Scan the data beneath this task and copy each line that includes "page".
____ Working data
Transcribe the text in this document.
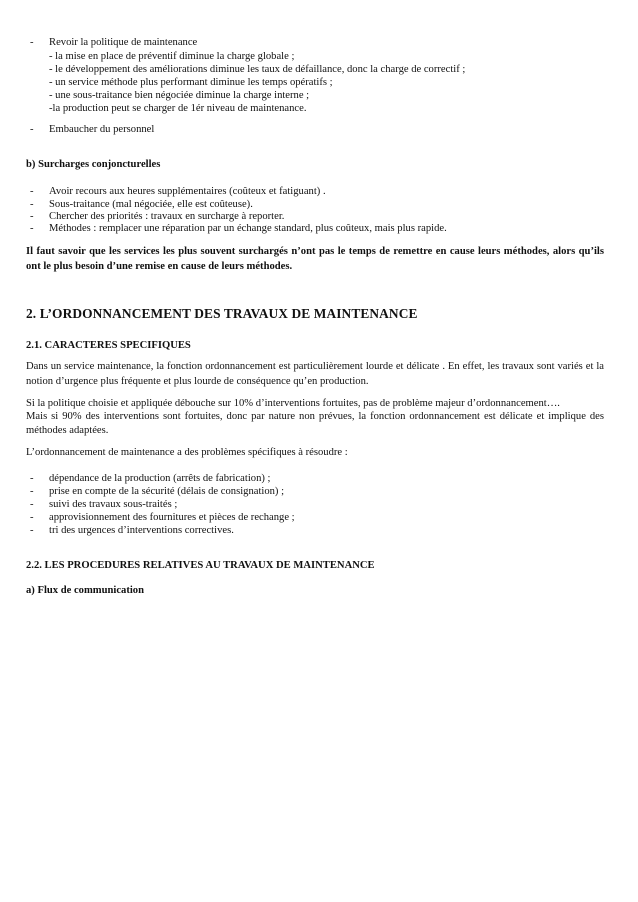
-	Revoir la politique de maintenance
- la mise en place de préventif diminue la charge globale ;
- le développement des améliorations diminue les taux de défaillance, donc la charge de correctif ;
- un service méthode plus performant diminue les temps opératifs ;
- une sous-traitance bien négociée diminue la charge interne ;
-la production peut se charger de 1ér niveau de maintenance.
-	Embaucher du personnel
b) Surcharges conjoncturelles
-	Avoir recours aux heures supplémentaires (coûteux et fatiguant) .
-	Sous-traitance (mal négociée, elle est coûteuse).
-	Chercher des priorités : travaux en surcharge à reporter.
-	Méthodes : remplacer une réparation par un échange standard, plus coûteux, mais plus rapide.
Il faut savoir que les services les plus souvent surchargés n’ont pas le temps de remettre en cause leurs méthodes, alors qu’ils ont le plus besoin d’une remise en cause de leurs méthodes.
2. L’ORDONNANCEMENT DES TRAVAUX DE MAINTENANCE
2.1. CARACTERES SPECIFIQUES
Dans un service maintenance, la fonction ordonnancement est particulièrement lourde et délicate . En effet, les travaux sont variés et la notion d’urgence plus fréquente et plus lourde de conséquence qu’en production.
Si la politique choisie et appliquée débouche sur 10% d’interventions fortuites, pas de problème majeur d’ordonnancement….
Mais si 90% des interventions sont fortuites, donc par nature non prévues, la fonction ordonnancement est délicate et implique des méthodes adaptées.
L’ordonnancement de maintenance a des problèmes spécifiques à résoudre :
-	dépendance de la production (arrêts de fabrication) ;
-	prise en compte de la sécurité (délais de consignation) ;
-	suivi des travaux sous-traités ;
-	approvisionnement des fournitures et pièces de rechange ;
-	tri des urgences d’interventions correctives.
2.2. LES PROCEDURES RELATIVES AU TRAVAUX DE MAINTENANCE
a) Flux de communication
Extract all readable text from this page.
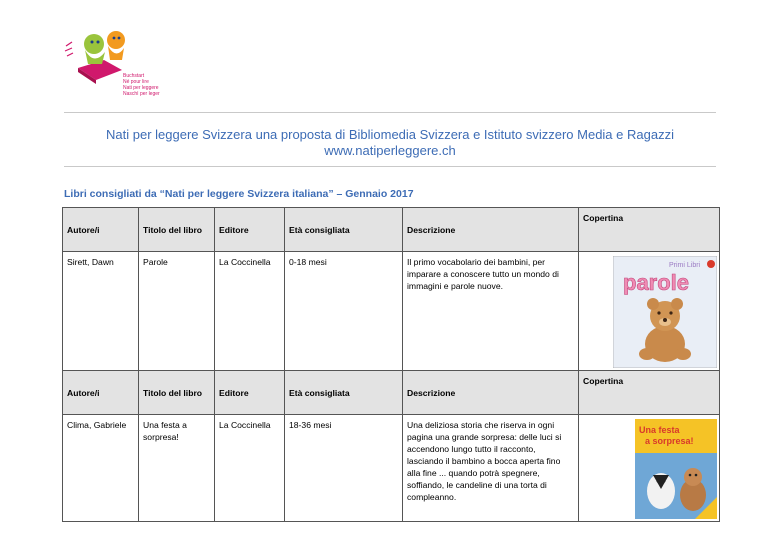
Buchstart
Né pour lire
Nati per leggere
Naschì per leger
Nati per leggere Svizzera una proposta di Bibliomedia Svizzera e Istituto svizzero Media e Ragazzi
www.natiperleggere.ch
Libri consigliati da “Nati per leggere Svizzera italiana” – Gennaio 2017
Autore/i	Titolo del libro	Editore	Età consigliata	Descrizione	Copertina
Sirett, Dawn	Parole	La Coccinella	0-18 mesi	Il primo vocabolario dei bambini, per imparare a conoscere tutto un mondo di immagini e parole nuove.	Primi Libri
parole

Autore/i	Titolo del libro	Editore	Età consigliata	Descrizione	Copertina
Clima, Gabriele	Una festa a sorpresa!	La Coccinella	18-36 mesi	Una deliziosa storia che riserva in ogni pagina una grande sorpresa: delle luci si accendono lungo tutto il racconto, lasciando il bambino a bocca aperta fino alla fine ... quando potrà spegnere, soffiando, le candeline di una torta di compleanno.	Una festa
a sorpresa!
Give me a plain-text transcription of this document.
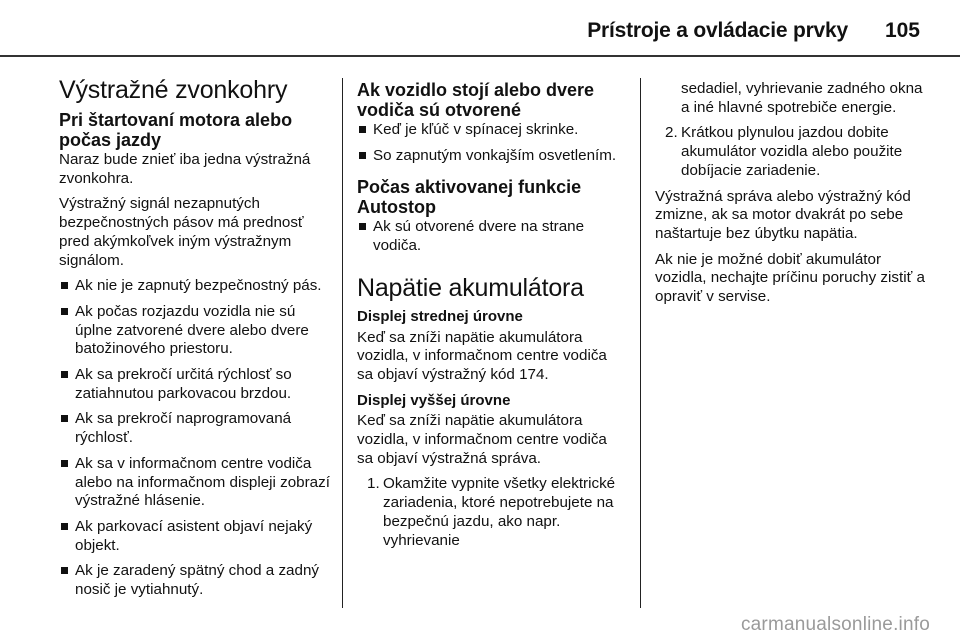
Prístroje a ovládacie prvky 105
Výstražné zvonkohry
Pri štartovaní motora alebo počas jazdy

Naraz bude znieť iba jedna výstražná zvonkohra.

Výstražný signál nezapnutých bezpečnostných pásov má prednosť pred akýmkoľvek iným výstražnym signálom.

Ak nie je zapnutý bezpečnostný pás.
Ak počas rozjazdu vozidla nie sú úplne zatvorené dvere alebo dvere batožinového priestoru.
Ak sa prekročí určitá rýchlosť so zatiahnutou parkovacou brzdou.
Ak sa prekročí naprogramovaná rýchlosť.
Ak sa v informačnom centre vodiča alebo na informačnom displeji zobrazí výstražné hlásenie.
Ak parkovací asistent objaví nejaký objekt.
Ak je zaradený spätný chod a zadný nosič je vytiahnutý.
Ak vozidlo stojí alebo dvere vodiča sú otvorené
Keď je kľúč v spínacej skrinke.
So zapnutým vonkajším osvetlením.
Počas aktivovanej funkcie Autostop
Ak sú otvorené dvere na strane vodiča.
Napätie akumulátora
Displej strednej úrovne

Keď sa zníži napätie akumulátora vozidla, v informačnom centre vodiča sa objaví výstražný kód 174.

Displej vyššej úrovne

Keď sa zníži napätie akumulátora vozidla, v informačnom centre vodiča sa objaví výstražná správa.

1. Okamžite vypnite všetky elektrické zariadenia, ktoré nepotrebujete na bezpečnú jazdu, ako napr. vyhrievanie
sedadiel, vyhrievanie zadného okna a iné hlavné spotrebiče energie.
2. Krátkou plynulou jazdou dobite akumulátor vozidla alebo použite dobíjacie zariadenie.

Výstražná správa alebo výstražný kód zmizne, ak sa motor dvakrát po sebe naštartuje bez úbytku napätia.

Ak nie je možné dobiť akumulátor vozidla, nechajte príčinu poruchy zistiť a opraviť v servise.

carmanualsonline.info
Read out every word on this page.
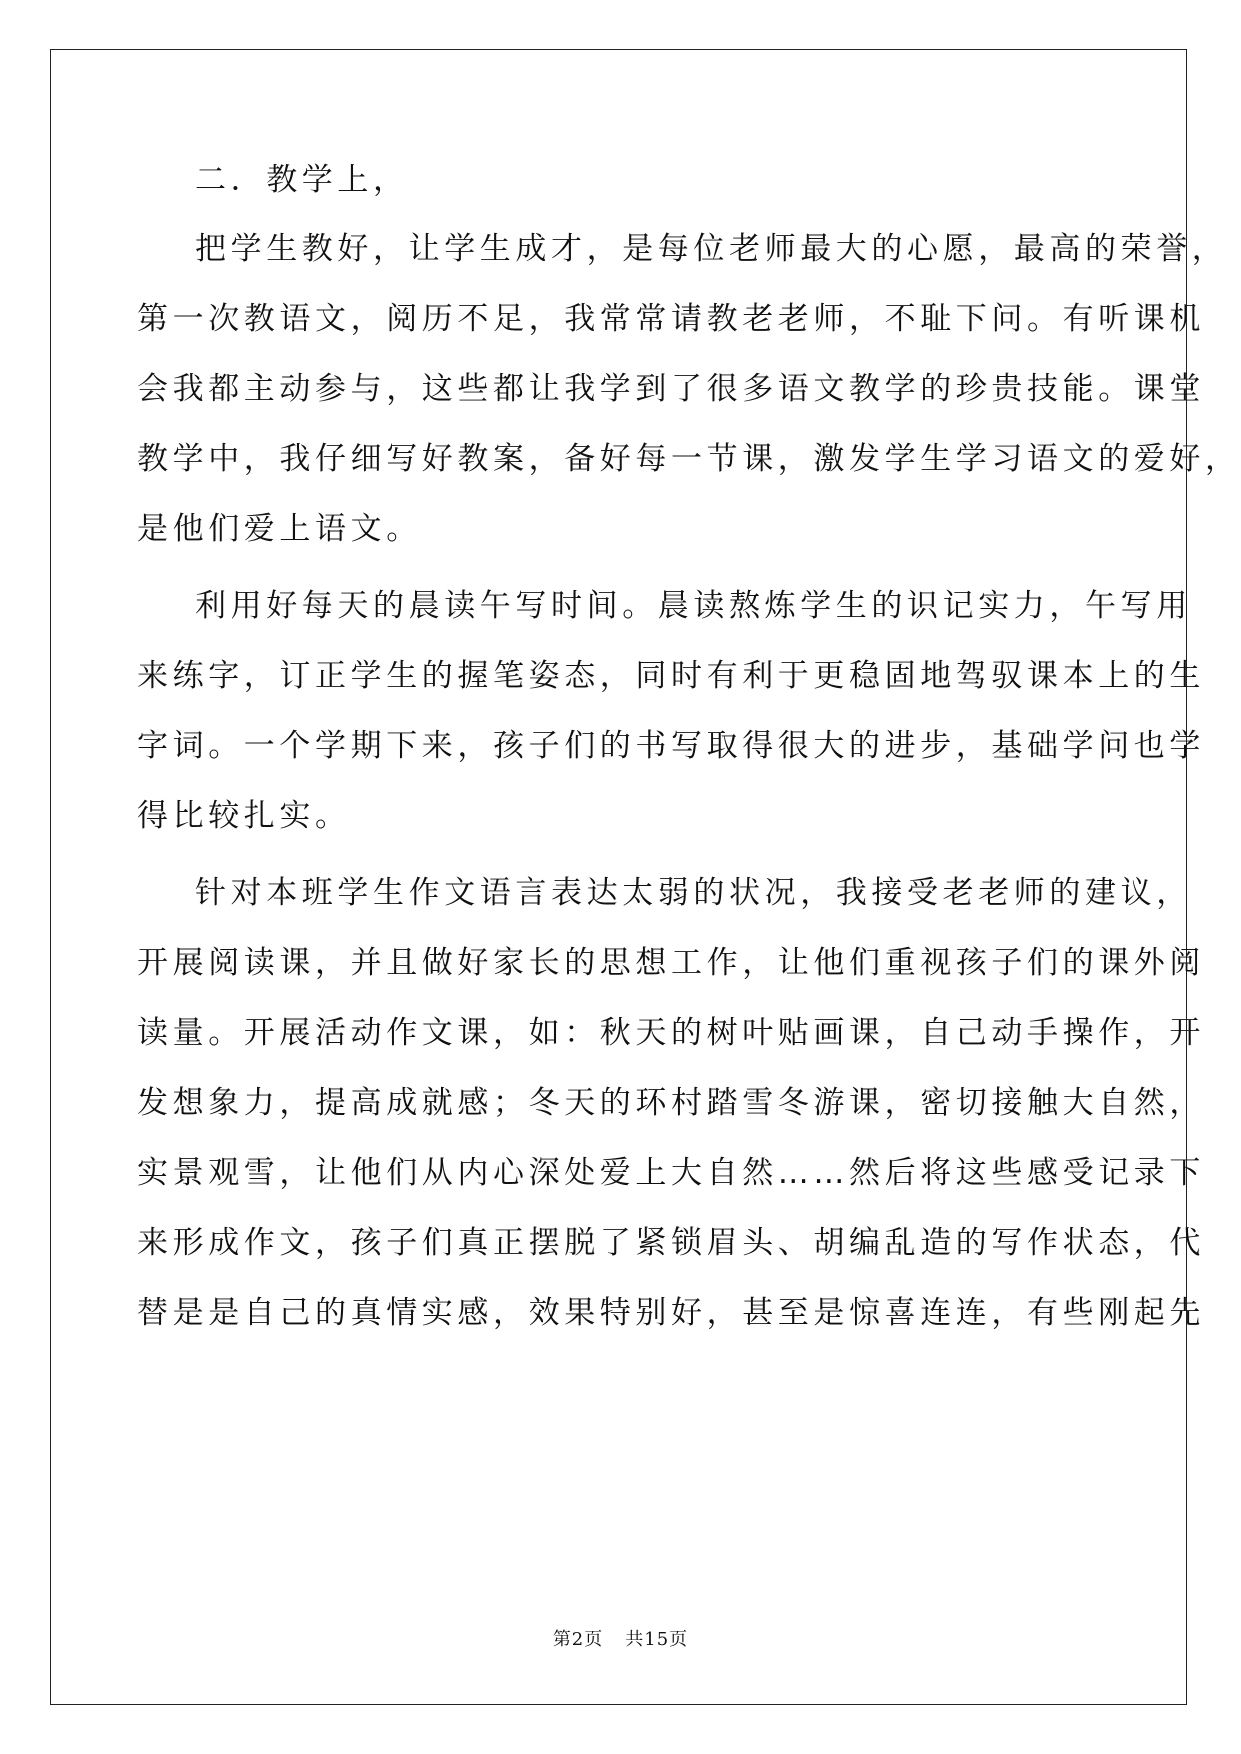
二．教学上，
把学生教好，让学生成才，是每位老师最大的心愿，最高的荣誉，
第一次教语文，阅历不足，我常常请教老老师，不耻下问。有听课机
会我都主动参与，这些都让我学到了很多语文教学的珍贵技能。课堂
教学中，我仔细写好教案，备好每一节课，激发学生学习语文的爱好，
是他们爱上语文。
利用好每天的晨读午写时间。晨读熬炼学生的识记实力，午写用
来练字，订正学生的握笔姿态，同时有利于更稳固地驾驭课本上的生
字词。一个学期下来，孩子们的书写取得很大的进步，基础学问也学
得比较扎实。
针对本班学生作文语言表达太弱的状况，我接受老老师的建议，
开展阅读课，并且做好家长的思想工作，让他们重视孩子们的课外阅
读量。开展活动作文课，如：秋天的树叶贴画课，自己动手操作，开
发想象力，提高成就感；冬天的环村踏雪冬游课，密切接触大自然，
实景观雪，让他们从内心深处爱上大自然……然后将这些感受记录下
来形成作文，孩子们真正摆脱了紧锁眉头、胡编乱造的写作状态，代
替是是自己的真情实感，效果特别好，甚至是惊喜连连，有些刚起先
第2页 共15页
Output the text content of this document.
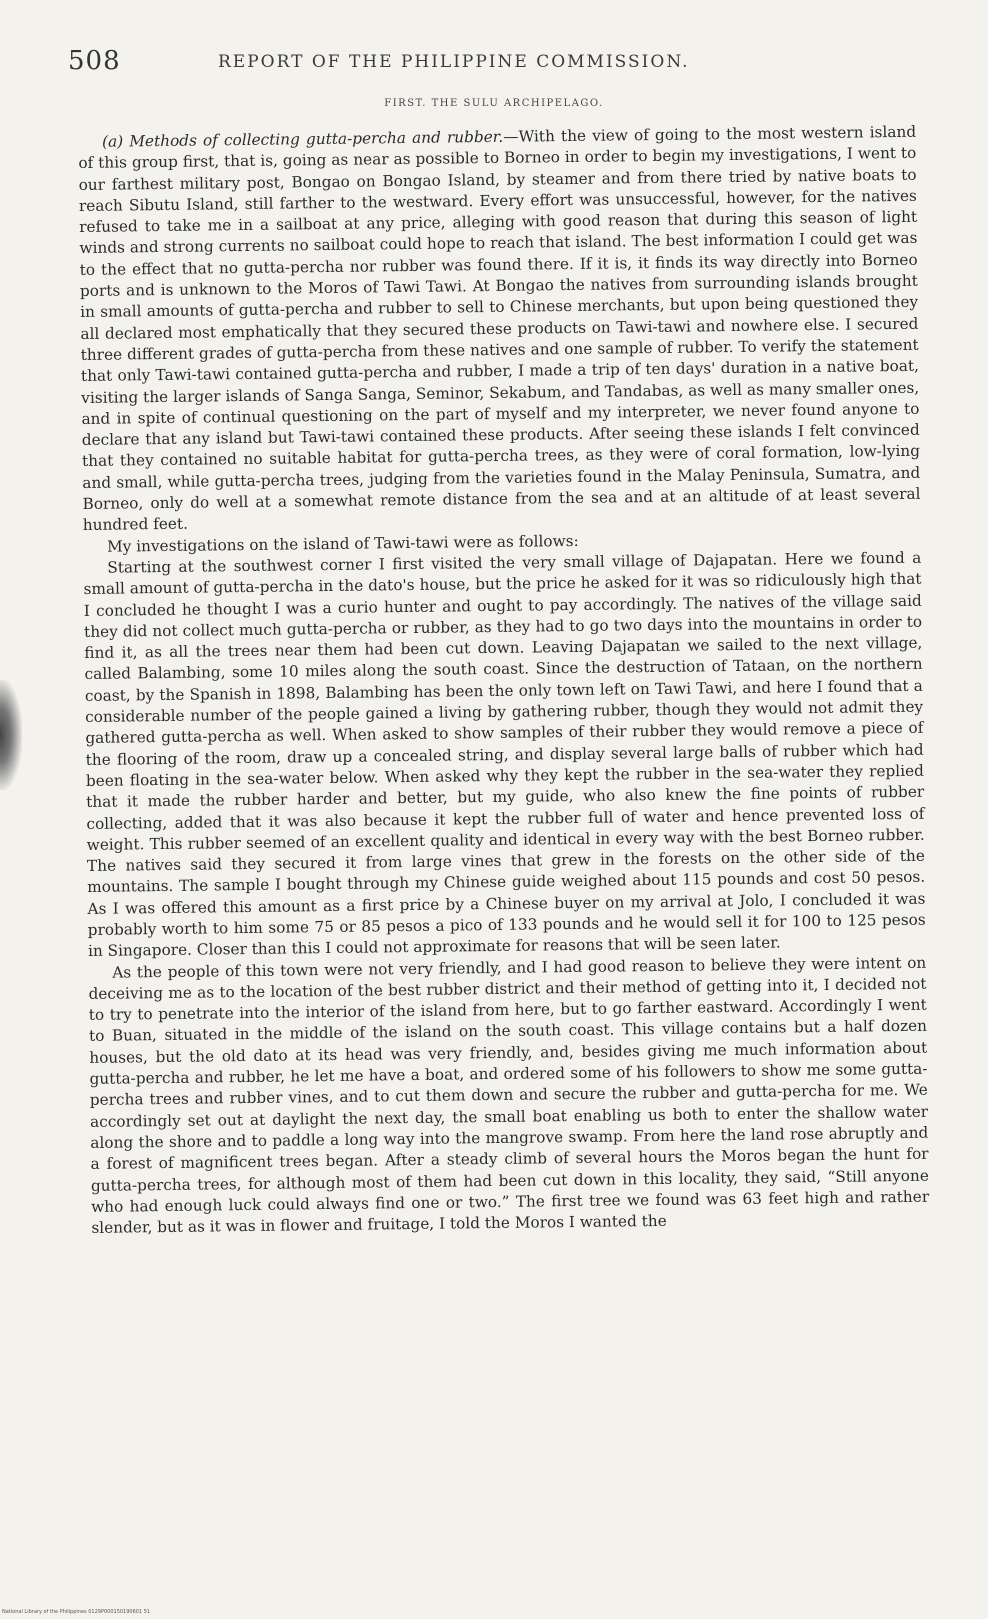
508	REPORT OF THE PHILIPPINE COMMISSION.
FIRST. THE SULU ARCHIPELAGO.

(a) Methods of collecting gutta-percha and rubber.—With the view of going to the most western island of this group first, that is, going as near as possible to Borneo in order to begin my investigations, I went to our farthest military post, Bongao on Bongao Island, by steamer and from there tried by native boats to reach Sibutu Island, still farther to the westward. Every effort was unsuccessful, however, for the natives refused to take me in a sailboat at any price, alleging with good reason that during this season of light winds and strong currents no sailboat could hope to reach that island. The best information I could get was to the effect that no gutta-percha nor rubber was found there. If it is, it finds its way directly into Borneo ports and is unknown to the Moros of Tawi Tawi. At Bongao the natives from surrounding islands brought in small amounts of gutta-percha and rubber to sell to Chinese merchants, but upon being questioned they all declared most emphatically that they secured these products on Tawi-tawi and nowhere else. I secured three different grades of gutta-percha from these natives and one sample of rubber. To verify the statement that only Tawi-tawi contained gutta-percha and rubber, I made a trip of ten days' duration in a native boat, visiting the larger islands of Sanga Sanga, Seminor, Sekabum, and Tandabas, as well as many smaller ones, and in spite of continual questioning on the part of myself and my interpreter, we never found anyone to declare that any island but Tawi-tawi contained these products. After seeing these islands I felt convinced that they contained no suitable habitat for gutta-percha trees, as they were of coral formation, low-lying and small, while gutta-percha trees, judging from the varieties found in the Malay Peninsula, Sumatra, and Borneo, only do well at a somewhat remote distance from the sea and at an altitude of at least several hundred feet.

My investigations on the island of Tawi-tawi were as follows:

Starting at the southwest corner I first visited the very small village of Dajapatan. Here we found a small amount of gutta-percha in the dato's house, but the price he asked for it was so ridiculously high that I concluded he thought I was a curio hunter and ought to pay accordingly. The natives of the village said they did not collect much gutta-percha or rubber, as they had to go two days into the mountains in order to find it, as all the trees near them had been cut down. Leaving Dajapatan we sailed to the next village, called Balambing, some 10 miles along the south coast. Since the destruction of Tataan, on the northern coast, by the Spanish in 1898, Balambing has been the only town left on Tawi Tawi, and here I found that a considerable number of the people gained a living by gathering rubber, though they would not admit they gathered gutta-percha as well. When asked to show samples of their rubber they would remove a piece of the flooring of the room, draw up a concealed string, and display several large balls of rubber which had been floating in the sea-water below. When asked why they kept the rubber in the sea-water they replied that it made the rubber harder and better, but my guide, who also knew the fine points of rubber collecting, added that it was also because it kept the rubber full of water and hence prevented loss of weight. This rubber seemed of an excellent quality and identical in every way with the best Borneo rubber. The natives said they secured it from large vines that grew in the forests on the other side of the mountains. The sample I bought through my Chinese guide weighed about 115 pounds and cost 50 pesos. As I was offered this amount as a first price by a Chinese buyer on my arrival at Jolo, I concluded it was probably worth to him some 75 or 85 pesos a pico of 133 pounds and he would sell it for 100 to 125 pesos in Singapore. Closer than this I could not approximate for reasons that will be seen later.

As the people of this town were not very friendly, and I had good reason to believe they were intent on deceiving me as to the location of the best rubber district and their method of getting into it, I decided not to try to penetrate into the interior of the island from here, but to go farther eastward. Accordingly I went to Buan, situated in the middle of the island on the south coast. This village contains but a half dozen houses, but the old dato at its head was very friendly, and, besides giving me much information about gutta-percha and rubber, he let me have a boat, and ordered some of his followers to show me some gutta-percha trees and rubber vines, and to cut them down and secure the rubber and gutta-percha for me. We accordingly set out at daylight the next day, the small boat enabling us both to enter the shallow water along the shore and to paddle a long way into the mangrove swamp. From here the land rose abruptly and a forest of magnificent trees began. After a steady climb of several hours the Moros began the hunt for gutta-percha trees, for although most of them had been cut down in this locality, they said, “Still anyone who had enough luck could always find one or two.” The first tree we found was 63 feet high and rather slender, but as it was in flower and fruitage, I told the Moros I wanted the

National Library of the Philippines 0129P000150190601 51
________
The result:
Extract all readable text from this page.
Read out every word on this page.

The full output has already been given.